Provided records:
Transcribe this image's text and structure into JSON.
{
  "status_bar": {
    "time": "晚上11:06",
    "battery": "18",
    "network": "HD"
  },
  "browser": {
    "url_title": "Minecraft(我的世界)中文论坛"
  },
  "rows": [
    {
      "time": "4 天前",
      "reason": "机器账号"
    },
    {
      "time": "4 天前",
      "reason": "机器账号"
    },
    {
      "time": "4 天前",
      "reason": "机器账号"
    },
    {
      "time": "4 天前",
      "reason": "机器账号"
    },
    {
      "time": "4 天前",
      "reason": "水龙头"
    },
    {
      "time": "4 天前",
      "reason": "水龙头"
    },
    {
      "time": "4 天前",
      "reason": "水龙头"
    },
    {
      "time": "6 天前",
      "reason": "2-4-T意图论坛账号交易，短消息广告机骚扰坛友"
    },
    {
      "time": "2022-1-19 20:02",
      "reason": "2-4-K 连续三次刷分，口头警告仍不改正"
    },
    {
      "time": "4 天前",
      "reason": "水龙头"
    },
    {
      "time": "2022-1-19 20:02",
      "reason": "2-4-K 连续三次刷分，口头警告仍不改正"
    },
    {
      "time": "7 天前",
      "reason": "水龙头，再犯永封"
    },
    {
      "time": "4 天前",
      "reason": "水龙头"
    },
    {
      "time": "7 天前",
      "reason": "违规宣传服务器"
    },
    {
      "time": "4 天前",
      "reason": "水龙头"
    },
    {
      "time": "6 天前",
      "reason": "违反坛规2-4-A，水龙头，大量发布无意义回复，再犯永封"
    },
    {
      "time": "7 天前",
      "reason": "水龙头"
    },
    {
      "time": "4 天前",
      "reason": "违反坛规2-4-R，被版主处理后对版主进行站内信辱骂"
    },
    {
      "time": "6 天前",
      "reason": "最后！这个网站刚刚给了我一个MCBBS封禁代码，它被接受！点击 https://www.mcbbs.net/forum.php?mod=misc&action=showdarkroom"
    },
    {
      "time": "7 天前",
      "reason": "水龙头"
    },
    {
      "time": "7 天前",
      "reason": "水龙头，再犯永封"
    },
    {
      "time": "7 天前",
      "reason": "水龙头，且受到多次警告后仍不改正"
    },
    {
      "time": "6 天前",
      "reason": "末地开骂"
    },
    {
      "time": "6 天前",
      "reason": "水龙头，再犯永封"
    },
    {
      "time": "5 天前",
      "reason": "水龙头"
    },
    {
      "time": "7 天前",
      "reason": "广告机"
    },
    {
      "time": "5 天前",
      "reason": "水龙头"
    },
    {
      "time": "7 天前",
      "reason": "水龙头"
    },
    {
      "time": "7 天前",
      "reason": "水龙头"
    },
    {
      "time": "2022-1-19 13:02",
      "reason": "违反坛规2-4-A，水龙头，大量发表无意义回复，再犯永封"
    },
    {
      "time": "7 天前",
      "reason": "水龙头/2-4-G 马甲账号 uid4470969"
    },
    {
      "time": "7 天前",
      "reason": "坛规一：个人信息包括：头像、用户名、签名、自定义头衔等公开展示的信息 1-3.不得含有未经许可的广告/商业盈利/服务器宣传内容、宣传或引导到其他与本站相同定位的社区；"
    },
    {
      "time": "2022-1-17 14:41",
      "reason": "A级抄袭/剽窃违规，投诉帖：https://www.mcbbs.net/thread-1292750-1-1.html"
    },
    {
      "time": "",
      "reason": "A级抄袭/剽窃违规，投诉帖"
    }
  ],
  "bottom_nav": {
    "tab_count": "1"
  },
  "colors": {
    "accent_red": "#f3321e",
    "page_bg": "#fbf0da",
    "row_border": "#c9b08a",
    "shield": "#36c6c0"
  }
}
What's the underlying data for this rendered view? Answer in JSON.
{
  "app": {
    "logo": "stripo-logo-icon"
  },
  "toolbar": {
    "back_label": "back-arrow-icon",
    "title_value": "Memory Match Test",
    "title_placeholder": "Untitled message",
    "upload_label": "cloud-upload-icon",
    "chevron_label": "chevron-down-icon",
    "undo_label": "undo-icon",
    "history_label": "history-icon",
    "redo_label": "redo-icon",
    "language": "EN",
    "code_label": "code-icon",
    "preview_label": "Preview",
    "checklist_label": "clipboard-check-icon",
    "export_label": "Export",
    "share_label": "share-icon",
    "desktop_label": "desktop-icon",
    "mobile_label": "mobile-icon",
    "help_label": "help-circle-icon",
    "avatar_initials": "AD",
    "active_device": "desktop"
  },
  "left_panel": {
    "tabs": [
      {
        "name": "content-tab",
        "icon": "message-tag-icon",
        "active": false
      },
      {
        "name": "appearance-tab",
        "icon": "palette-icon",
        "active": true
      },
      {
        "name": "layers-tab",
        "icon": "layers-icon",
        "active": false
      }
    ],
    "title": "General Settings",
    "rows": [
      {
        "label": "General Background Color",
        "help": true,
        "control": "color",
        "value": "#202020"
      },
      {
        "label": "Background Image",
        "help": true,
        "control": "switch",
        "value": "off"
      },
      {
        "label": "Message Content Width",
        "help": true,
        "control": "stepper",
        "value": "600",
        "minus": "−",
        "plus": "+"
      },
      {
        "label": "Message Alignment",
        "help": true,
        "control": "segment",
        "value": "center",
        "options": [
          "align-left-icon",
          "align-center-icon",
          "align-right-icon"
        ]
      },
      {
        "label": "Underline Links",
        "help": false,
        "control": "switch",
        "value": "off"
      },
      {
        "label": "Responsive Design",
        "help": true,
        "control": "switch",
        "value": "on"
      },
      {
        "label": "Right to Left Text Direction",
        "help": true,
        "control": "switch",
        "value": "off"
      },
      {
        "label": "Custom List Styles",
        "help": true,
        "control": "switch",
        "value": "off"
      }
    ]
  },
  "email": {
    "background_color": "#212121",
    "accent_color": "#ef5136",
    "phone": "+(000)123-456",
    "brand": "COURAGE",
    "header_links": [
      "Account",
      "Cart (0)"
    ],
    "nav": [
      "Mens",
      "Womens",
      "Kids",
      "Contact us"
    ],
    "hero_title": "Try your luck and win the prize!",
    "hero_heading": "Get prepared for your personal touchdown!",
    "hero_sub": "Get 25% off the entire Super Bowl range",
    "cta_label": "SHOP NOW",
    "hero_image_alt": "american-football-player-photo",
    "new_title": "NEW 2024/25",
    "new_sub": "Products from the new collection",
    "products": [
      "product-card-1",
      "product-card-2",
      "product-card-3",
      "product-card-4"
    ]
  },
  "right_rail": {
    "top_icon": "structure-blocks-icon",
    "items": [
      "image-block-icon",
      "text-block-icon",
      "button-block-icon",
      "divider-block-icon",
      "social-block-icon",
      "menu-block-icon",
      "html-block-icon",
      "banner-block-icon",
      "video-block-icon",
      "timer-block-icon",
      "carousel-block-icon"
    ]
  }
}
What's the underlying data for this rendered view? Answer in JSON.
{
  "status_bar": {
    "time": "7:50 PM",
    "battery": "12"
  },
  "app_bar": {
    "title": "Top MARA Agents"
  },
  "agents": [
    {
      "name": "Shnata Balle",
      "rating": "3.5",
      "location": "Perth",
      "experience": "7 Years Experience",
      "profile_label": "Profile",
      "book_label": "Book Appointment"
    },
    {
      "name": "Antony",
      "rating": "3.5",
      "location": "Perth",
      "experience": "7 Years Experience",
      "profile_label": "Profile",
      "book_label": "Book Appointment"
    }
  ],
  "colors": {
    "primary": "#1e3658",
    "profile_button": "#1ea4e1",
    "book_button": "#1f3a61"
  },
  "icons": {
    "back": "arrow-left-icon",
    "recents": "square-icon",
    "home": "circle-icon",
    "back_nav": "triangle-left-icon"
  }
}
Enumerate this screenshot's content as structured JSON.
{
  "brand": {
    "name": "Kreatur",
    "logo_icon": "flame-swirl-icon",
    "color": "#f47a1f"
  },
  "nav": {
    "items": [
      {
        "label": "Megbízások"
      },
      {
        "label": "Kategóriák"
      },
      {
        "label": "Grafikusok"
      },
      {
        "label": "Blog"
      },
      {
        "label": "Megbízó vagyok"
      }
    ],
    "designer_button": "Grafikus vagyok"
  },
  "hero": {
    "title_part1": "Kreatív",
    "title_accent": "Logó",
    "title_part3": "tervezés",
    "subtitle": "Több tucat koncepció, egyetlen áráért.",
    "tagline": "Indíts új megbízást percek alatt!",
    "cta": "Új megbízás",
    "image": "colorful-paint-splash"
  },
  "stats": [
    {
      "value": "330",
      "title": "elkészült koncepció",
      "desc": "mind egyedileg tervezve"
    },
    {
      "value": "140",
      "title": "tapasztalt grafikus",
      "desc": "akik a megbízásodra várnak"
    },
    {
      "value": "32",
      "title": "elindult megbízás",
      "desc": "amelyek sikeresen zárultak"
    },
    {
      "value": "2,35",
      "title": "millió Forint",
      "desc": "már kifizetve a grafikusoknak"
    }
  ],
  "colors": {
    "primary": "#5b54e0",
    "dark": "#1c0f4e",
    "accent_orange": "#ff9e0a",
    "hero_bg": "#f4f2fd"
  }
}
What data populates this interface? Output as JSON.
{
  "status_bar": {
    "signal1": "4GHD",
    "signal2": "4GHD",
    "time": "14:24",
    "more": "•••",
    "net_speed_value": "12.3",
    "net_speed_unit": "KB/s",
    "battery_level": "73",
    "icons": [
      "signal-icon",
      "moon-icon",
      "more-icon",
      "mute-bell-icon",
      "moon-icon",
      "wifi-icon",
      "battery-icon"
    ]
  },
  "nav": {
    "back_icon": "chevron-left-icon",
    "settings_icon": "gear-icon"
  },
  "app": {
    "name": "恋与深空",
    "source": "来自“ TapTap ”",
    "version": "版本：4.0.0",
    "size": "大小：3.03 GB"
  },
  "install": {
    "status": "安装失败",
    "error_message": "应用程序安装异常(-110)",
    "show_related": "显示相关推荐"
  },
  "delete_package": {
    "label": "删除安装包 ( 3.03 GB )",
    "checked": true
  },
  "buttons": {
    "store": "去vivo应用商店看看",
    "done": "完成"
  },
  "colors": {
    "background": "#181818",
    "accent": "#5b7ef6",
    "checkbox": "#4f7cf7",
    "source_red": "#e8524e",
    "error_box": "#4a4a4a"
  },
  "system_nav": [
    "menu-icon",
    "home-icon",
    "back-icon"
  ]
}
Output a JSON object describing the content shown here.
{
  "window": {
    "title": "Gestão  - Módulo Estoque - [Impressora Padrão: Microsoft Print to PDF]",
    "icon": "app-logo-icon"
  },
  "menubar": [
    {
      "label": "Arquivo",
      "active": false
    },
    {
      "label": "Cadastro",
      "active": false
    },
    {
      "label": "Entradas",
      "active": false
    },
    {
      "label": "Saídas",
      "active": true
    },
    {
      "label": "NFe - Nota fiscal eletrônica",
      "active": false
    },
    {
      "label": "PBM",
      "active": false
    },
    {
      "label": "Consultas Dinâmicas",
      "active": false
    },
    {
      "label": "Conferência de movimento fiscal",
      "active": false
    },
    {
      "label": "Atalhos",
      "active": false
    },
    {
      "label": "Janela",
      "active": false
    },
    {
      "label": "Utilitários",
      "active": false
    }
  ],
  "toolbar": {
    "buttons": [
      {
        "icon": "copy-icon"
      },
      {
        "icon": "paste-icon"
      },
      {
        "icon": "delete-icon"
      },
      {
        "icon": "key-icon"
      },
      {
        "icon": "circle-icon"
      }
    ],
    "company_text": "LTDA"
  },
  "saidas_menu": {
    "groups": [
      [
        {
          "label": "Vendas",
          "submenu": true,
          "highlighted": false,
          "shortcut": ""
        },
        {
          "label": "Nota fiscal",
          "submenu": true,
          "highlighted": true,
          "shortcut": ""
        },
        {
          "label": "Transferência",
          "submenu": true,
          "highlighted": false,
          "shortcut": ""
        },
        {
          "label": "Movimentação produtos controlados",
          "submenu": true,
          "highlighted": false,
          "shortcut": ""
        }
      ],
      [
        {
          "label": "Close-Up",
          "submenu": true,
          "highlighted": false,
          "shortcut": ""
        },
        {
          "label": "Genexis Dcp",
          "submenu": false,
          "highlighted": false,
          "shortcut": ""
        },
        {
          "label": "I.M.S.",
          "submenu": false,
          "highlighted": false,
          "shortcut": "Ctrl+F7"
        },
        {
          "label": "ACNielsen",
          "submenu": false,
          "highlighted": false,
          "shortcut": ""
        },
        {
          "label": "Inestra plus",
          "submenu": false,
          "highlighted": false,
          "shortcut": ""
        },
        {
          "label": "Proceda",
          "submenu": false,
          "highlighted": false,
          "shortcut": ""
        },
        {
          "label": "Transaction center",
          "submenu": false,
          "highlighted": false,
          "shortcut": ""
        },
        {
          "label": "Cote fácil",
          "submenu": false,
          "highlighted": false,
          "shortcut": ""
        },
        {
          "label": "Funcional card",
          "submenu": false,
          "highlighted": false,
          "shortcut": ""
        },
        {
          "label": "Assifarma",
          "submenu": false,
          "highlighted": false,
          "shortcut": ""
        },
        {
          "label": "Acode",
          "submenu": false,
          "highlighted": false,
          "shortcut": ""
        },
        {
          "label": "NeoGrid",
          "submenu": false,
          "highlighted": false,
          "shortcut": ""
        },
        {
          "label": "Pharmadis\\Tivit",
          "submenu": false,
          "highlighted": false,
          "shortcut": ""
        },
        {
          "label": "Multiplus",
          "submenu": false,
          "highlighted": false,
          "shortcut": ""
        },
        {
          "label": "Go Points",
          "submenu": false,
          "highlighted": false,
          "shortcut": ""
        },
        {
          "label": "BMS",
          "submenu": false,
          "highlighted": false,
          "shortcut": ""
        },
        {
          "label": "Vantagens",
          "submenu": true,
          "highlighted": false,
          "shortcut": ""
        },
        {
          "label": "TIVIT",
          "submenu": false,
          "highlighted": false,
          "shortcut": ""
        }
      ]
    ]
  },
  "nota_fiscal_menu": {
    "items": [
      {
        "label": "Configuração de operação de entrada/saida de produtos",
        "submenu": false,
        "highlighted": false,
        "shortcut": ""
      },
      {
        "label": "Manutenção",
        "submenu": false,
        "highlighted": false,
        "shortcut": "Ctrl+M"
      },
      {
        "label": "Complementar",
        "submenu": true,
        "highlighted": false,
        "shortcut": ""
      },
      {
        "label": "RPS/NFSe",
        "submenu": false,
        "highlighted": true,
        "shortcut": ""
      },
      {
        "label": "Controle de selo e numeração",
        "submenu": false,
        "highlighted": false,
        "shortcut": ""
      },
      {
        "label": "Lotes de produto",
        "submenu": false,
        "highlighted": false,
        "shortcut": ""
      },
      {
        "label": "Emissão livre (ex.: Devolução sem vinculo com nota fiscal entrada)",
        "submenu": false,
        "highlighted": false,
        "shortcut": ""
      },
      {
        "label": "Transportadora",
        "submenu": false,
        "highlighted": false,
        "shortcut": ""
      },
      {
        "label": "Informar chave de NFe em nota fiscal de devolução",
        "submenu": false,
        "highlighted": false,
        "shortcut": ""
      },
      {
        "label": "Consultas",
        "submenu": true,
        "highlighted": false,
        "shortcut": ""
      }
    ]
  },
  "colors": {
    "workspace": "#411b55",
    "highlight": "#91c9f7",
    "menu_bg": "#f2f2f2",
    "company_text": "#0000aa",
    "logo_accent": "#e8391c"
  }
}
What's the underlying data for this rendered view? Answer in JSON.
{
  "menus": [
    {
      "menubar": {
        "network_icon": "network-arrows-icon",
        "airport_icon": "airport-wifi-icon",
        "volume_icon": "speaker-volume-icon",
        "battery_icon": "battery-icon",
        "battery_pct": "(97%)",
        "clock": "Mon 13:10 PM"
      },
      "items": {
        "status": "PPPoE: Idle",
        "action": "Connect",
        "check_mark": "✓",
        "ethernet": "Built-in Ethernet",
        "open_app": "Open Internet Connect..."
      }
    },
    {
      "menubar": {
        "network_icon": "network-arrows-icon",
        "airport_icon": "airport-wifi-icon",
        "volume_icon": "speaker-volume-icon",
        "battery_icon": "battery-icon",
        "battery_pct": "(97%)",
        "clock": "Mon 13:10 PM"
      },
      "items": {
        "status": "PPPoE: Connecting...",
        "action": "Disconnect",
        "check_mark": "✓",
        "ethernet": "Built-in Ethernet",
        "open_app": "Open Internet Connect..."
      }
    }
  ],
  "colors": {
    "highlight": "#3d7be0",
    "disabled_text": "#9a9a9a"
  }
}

Task to complete: Find each line that has the word "produtos", then copy it out.

Result:
          "label": "Movimentação produtos controlados",
        "label": "Configuração de operação de entrada/saida de produtos",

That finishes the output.